Dataset items:
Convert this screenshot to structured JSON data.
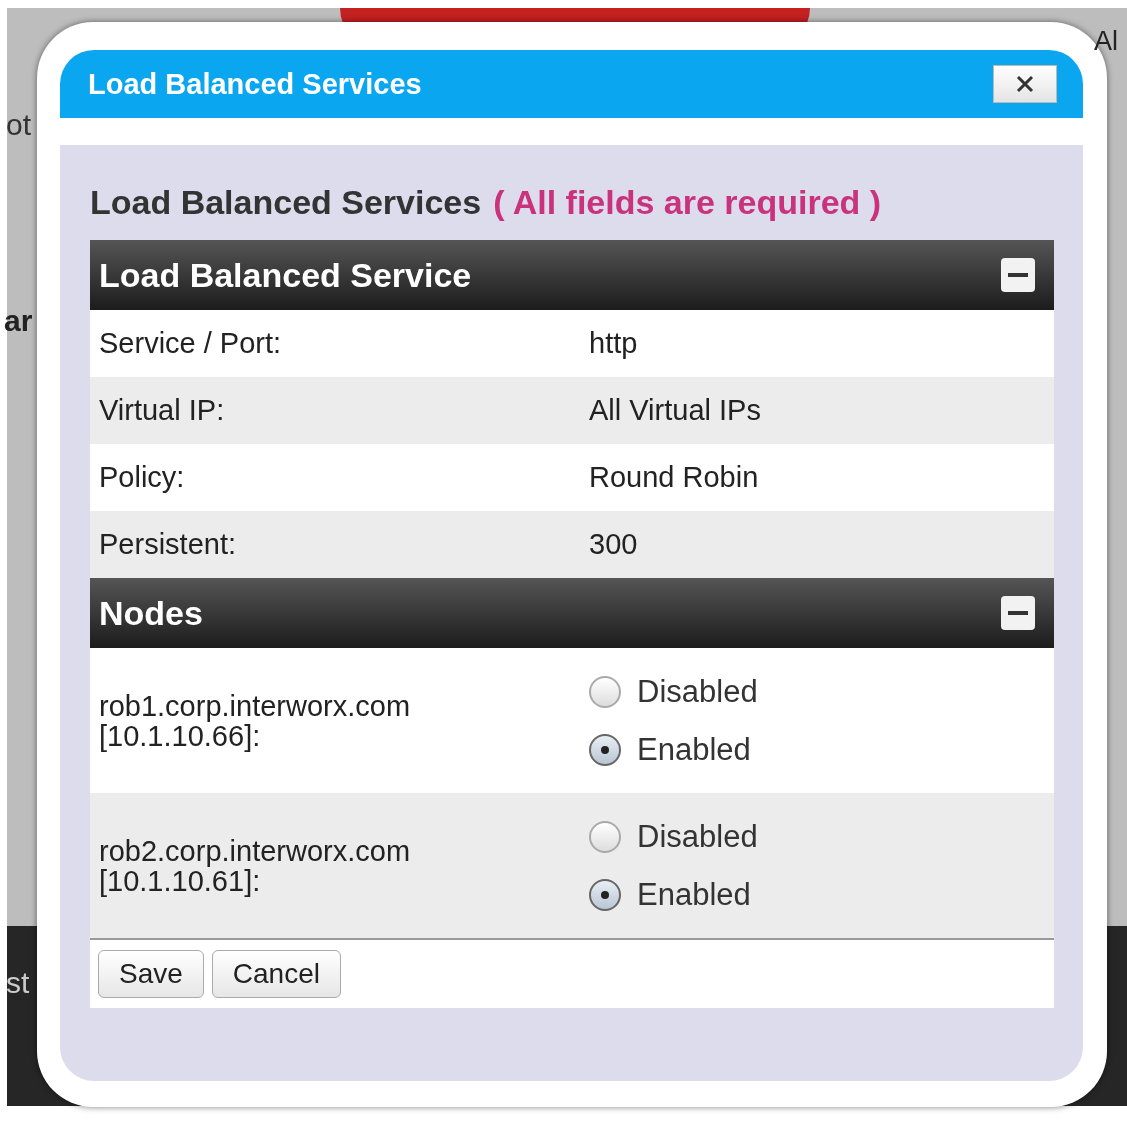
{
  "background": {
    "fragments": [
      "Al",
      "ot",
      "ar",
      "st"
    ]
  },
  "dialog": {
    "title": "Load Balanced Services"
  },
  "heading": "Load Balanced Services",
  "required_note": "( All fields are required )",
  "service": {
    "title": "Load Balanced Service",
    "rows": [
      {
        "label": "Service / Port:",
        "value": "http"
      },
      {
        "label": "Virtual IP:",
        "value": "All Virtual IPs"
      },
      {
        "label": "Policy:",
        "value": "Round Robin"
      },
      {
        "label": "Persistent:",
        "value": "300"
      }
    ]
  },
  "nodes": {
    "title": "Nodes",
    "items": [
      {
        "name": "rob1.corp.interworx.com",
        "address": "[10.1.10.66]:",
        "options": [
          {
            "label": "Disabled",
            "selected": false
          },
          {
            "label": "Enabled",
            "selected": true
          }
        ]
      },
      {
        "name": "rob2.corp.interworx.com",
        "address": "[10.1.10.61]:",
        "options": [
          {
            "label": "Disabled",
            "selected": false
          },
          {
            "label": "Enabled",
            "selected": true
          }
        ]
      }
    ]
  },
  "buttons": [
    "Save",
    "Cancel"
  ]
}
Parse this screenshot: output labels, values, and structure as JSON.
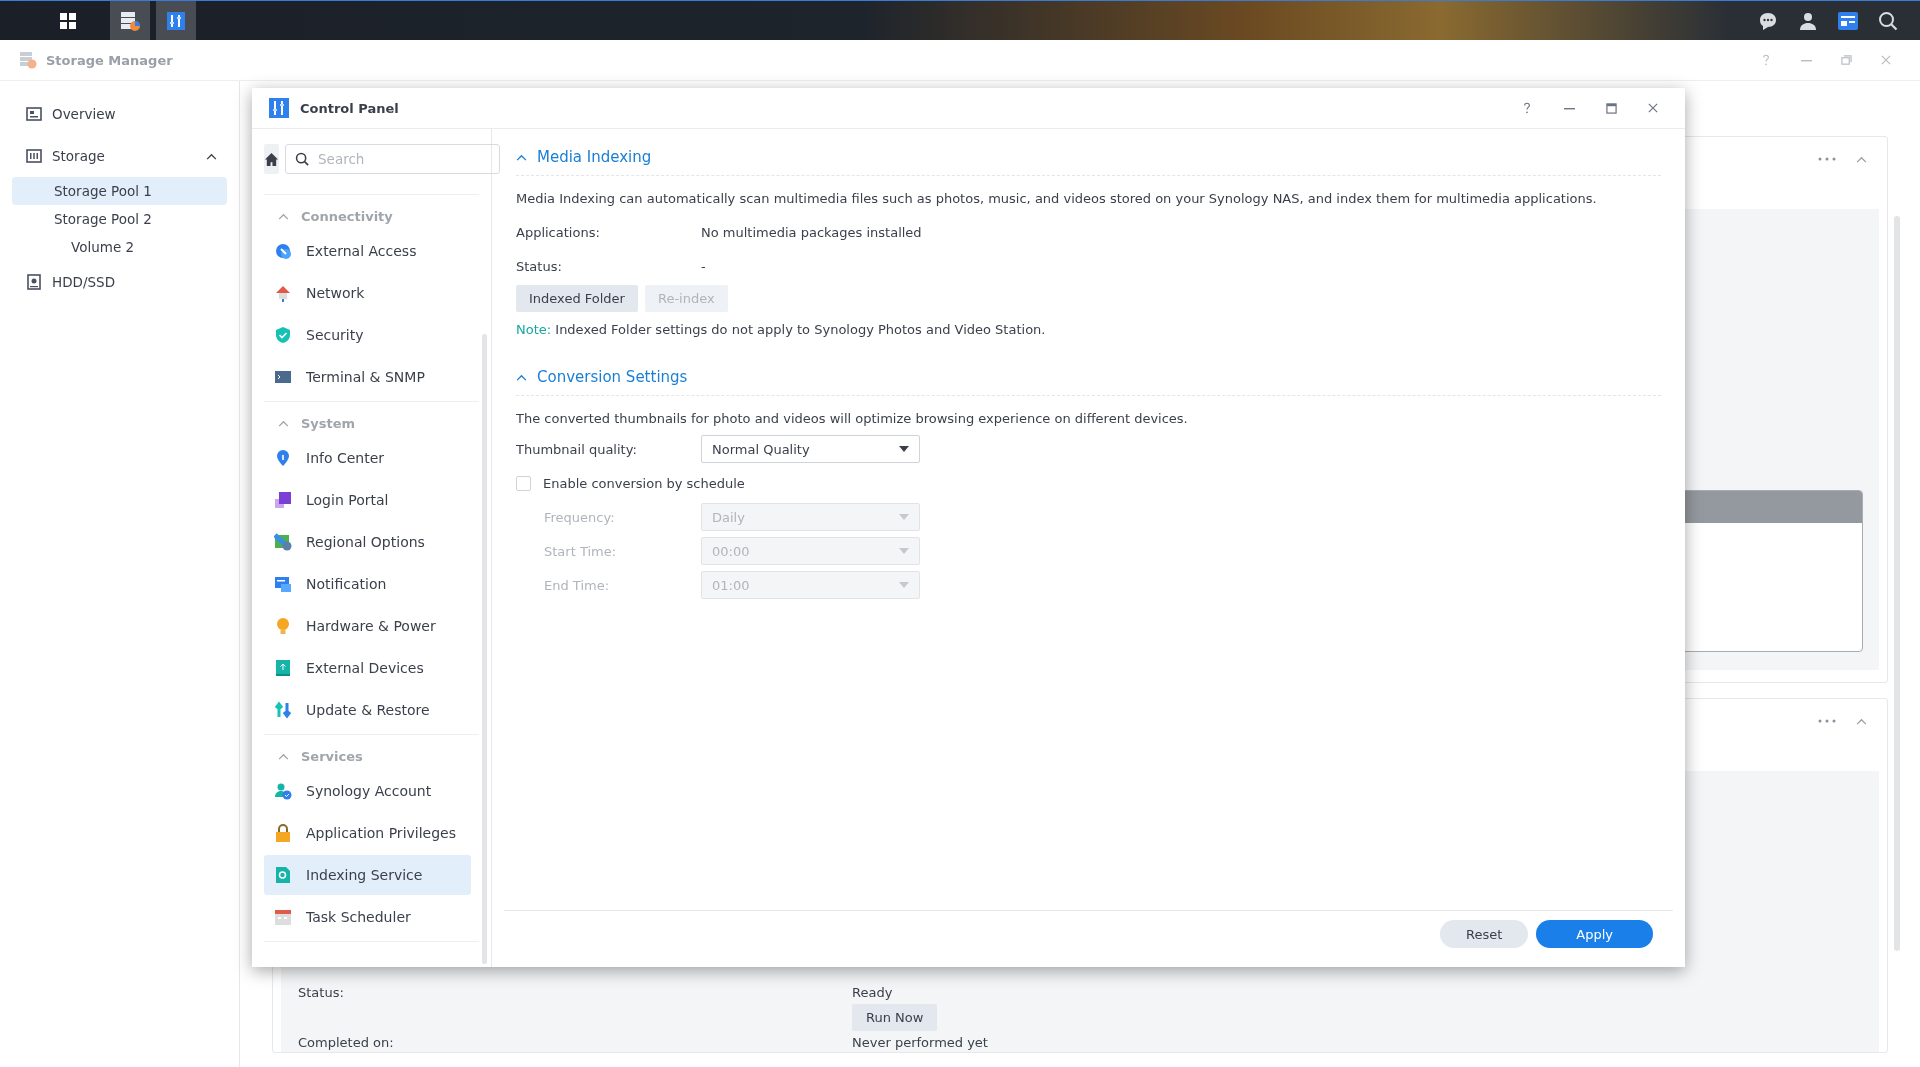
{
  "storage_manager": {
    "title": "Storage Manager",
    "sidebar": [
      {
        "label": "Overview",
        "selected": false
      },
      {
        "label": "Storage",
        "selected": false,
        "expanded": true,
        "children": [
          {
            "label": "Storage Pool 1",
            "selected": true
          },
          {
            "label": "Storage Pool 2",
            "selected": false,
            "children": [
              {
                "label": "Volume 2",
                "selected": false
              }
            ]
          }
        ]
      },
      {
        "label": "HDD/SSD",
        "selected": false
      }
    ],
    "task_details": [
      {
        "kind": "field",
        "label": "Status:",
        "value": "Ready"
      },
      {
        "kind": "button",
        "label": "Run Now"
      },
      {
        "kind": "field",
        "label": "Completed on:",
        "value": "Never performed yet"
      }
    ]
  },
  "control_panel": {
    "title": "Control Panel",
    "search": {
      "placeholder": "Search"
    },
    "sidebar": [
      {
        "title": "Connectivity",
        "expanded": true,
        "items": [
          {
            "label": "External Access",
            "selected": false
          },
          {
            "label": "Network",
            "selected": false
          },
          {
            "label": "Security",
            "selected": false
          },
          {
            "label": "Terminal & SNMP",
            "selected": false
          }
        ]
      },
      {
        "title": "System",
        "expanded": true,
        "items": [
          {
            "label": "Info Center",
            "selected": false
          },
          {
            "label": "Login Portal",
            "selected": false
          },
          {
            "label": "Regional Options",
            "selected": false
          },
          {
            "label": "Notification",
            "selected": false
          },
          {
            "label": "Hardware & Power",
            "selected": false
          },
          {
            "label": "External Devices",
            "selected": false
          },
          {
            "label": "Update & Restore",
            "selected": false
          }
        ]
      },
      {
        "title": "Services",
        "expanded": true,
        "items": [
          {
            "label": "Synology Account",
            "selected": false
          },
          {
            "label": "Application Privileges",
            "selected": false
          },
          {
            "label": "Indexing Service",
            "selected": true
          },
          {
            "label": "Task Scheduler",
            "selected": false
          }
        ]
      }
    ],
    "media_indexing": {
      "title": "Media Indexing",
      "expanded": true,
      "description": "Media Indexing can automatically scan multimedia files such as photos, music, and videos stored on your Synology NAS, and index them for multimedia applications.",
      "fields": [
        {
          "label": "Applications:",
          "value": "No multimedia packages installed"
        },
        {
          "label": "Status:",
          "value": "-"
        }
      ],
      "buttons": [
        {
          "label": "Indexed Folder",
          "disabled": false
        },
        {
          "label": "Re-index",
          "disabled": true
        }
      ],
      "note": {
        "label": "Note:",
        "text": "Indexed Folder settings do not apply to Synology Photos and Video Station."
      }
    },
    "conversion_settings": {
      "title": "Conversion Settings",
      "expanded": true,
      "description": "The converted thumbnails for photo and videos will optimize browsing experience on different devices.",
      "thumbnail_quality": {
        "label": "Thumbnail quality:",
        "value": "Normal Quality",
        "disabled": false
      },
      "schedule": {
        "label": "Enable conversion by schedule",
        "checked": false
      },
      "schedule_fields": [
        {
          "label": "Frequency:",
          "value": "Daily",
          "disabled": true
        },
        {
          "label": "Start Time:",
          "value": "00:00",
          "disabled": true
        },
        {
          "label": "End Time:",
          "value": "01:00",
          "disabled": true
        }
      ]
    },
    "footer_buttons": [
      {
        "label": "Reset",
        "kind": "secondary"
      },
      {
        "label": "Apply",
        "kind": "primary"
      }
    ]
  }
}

WHAT TO WORK ON: Write out the entries again, exactly as given, skipping any images.

OUTPUT OF THE TASK:
Convert this screenshot to structured JSON data.
{
  "background": {
    "fragments": [
      "Al",
      "ot",
      "ar",
      "st"
    ]
  },
  "dialog": {
    "title": "Load Balanced Services"
  },
  "heading": "Load Balanced Services",
  "required_note": "( All fields are required )",
  "service": {
    "title": "Load Balanced Service",
    "rows": [
      {
        "label": "Service / Port:",
        "value": "http"
      },
      {
        "label": "Virtual IP:",
        "value": "All Virtual IPs"
      },
      {
        "label": "Policy:",
        "value": "Round Robin"
      },
      {
        "label": "Persistent:",
        "value": "300"
      }
    ]
  },
  "nodes": {
    "title": "Nodes",
    "items": [
      {
        "name": "rob1.corp.interworx.com",
        "address": "[10.1.10.66]:",
        "options": [
          {
            "label": "Disabled",
            "selected": false
          },
          {
            "label": "Enabled",
            "selected": true
          }
        ]
      },
      {
        "name": "rob2.corp.interworx.com",
        "address": "[10.1.10.61]:",
        "options": [
          {
            "label": "Disabled",
            "selected": false
          },
          {
            "label": "Enabled",
            "selected": true
          }
        ]
      }
    ]
  },
  "buttons": [
    "Save",
    "Cancel"
  ]
}
Parse this screenshot: output labels, values, and structure as JSON.
{
  "storage_manager": {
    "title": "Storage Manager",
    "sidebar": [
      {
        "label": "Overview",
        "selected": false
      },
      {
        "label": "Storage",
        "selected": false,
        "expanded": true,
        "children": [
          {
            "label": "Storage Pool 1",
            "selected": true
          },
          {
            "label": "Storage Pool 2",
            "selected": false,
            "children": [
              {
                "label": "Volume 2",
                "selected": false
              }
            ]
          }
        ]
      },
      {
        "label": "HDD/SSD",
        "selected": false
      }
    ],
    "task_details": [
      {
        "kind": "field",
        "label": "Status:",
        "value": "Ready"
      },
      {
        "kind": "button",
        "label": "Run Now"
      },
      {
        "kind": "field",
        "label": "Completed on:",
        "value": "Never performed yet"
      }
    ]
  },
  "control_panel": {
    "title": "Control Panel",
    "search": {
      "placeholder": "Search"
    },
    "sidebar": [
      {
        "title": "Connectivity",
        "expanded": true,
        "items": [
          {
            "label": "External Access",
            "selected": false
          },
          {
            "label": "Network",
            "selected": false
          },
          {
            "label": "Security",
            "selected": false
          },
          {
            "label": "Terminal & SNMP",
            "selected": false
          }
        ]
      },
      {
        "title": "System",
        "expanded": true,
        "items": [
          {
            "label": "Info Center",
            "selected": false
          },
          {
            "label": "Login Portal",
            "selected": false
          },
          {
            "label": "Regional Options",
            "selected": false
          },
          {
            "label": "Notification",
            "selected": false
          },
          {
            "label": "Hardware & Power",
            "selected": false
          },
          {
            "label": "External Devices",
            "selected": false
          },
          {
            "label": "Update & Restore",
            "selected": false
          }
        ]
      },
      {
        "title": "Services",
        "expanded": true,
        "items": [
          {
            "label": "Synology Account",
            "selected": false
          },
          {
            "label": "Application Privileges",
            "selected": false
          },
          {
            "label": "Indexing Service",
            "selected": true
          },
          {
            "label": "Task Scheduler",
            "selected": false
          }
        ]
      }
    ],
    "media_indexing": {
      "title": "Media Indexing",
      "expanded": true,
      "description": "Media Indexing can automatically scan multimedia files such as photos, music, and videos stored on your Synology NAS, and index them for multimedia applications.",
      "fields": [
        {
          "label": "Applications:",
          "value": "No multimedia packages installed"
        },
        {
          "label": "Status:",
          "value": "-"
        }
      ],
      "buttons": [
        {
          "label": "Indexed Folder",
          "disabled": false
        },
        {
          "label": "Re-index",
          "disabled": true
        }
      ],
      "note": {
        "label": "Note:",
        "text": "Indexed Folder settings do not apply to Synology Photos and Video Station."
      }
    },
    "conversion_settings": {
      "title": "Conversion Settings",
      "expanded": true,
      "description": "The converted thumbnails for photo and videos will optimize browsing experience on different devices.",
      "thumbnail_quality": {
        "label": "Thumbnail quality:",
        "value": "Normal Quality",
        "disabled": false
      },
      "schedule": {
        "label": "Enable conversion by schedule",
        "checked": false
      },
      "schedule_fields": [
        {
          "label": "Frequency:",
          "value": "Daily",
          "disabled": true
        },
        {
          "label": "Start Time:",
          "value": "00:00",
          "disabled": true
        },
        {
          "label": "End Time:",
          "value": "01:00",
          "disabled": true
        }
      ]
    },
    "footer_buttons": [
      {
        "label": "Reset",
        "kind": "secondary"
      },
      {
        "label": "Apply",
        "kind": "primary"
      }
    ]
  }
}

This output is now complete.